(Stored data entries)
* Begin *
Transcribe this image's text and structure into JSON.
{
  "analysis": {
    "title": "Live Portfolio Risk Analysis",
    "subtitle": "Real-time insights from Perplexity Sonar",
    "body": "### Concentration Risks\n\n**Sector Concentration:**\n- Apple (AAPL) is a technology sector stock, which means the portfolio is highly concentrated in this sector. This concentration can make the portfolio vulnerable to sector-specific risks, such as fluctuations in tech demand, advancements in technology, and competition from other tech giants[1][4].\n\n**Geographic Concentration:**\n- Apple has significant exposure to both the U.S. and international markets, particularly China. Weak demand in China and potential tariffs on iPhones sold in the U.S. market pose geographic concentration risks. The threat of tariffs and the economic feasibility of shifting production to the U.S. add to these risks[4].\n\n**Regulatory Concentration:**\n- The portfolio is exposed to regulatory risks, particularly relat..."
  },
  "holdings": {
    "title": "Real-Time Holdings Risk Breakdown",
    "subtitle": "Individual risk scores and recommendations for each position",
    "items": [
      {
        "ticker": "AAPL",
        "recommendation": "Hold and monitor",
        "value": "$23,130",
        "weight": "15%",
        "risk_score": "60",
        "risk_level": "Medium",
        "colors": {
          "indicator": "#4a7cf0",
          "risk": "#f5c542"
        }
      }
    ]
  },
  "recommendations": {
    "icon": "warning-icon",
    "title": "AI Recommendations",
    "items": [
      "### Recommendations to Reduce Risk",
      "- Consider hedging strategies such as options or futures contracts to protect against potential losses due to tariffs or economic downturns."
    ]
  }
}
* End *
Restate the data above word for word.

_Finished exercise_
Transcribe this image's text and structure into JSON.
{
  "analysis": {
    "title": "Live Portfolio Risk Analysis",
    "subtitle": "Real-time insights from Perplexity Sonar",
    "body": "### Concentration Risks\n\n**Sector Concentration:**\n- Apple (AAPL) is a technology sector stock, which means the portfolio is highly concentrated in this sector. This concentration can make the portfolio vulnerable to sector-specific risks, such as fluctuations in tech demand, advancements in technology, and competition from other tech giants[1][4].\n\n**Geographic Concentration:**\n- Apple has significant exposure to both the U.S. and international markets, particularly China. Weak demand in China and potential tariffs on iPhones sold in the U.S. market pose geographic concentration risks. The threat of tariffs and the economic feasibility of shifting production to the U.S. add to these risks[4].\n\n**Regulatory Concentration:**\n- The portfolio is exposed to regulatory risks, particularly relat..."
  },
  "holdings": {
    "title": "Real-Time Holdings Risk Breakdown",
    "subtitle": "Individual risk scores and recommendations for each position",
    "items": [
      {
        "ticker": "AAPL",
        "recommendation": "Hold and monitor",
        "value": "$23,130",
        "weight": "15%",
        "risk_score": "60",
        "risk_level": "Medium",
        "colors": {
          "indicator": "#4a7cf0",
          "risk": "#f5c542"
        }
      }
    ]
  },
  "recommendations": {
    "icon": "warning-icon",
    "title": "AI Recommendations",
    "items": [
      "### Recommendations to Reduce Risk",
      "- Consider hedging strategies such as options or futures contracts to protect against potential losses due to tariffs or economic downturns."
    ]
  }
}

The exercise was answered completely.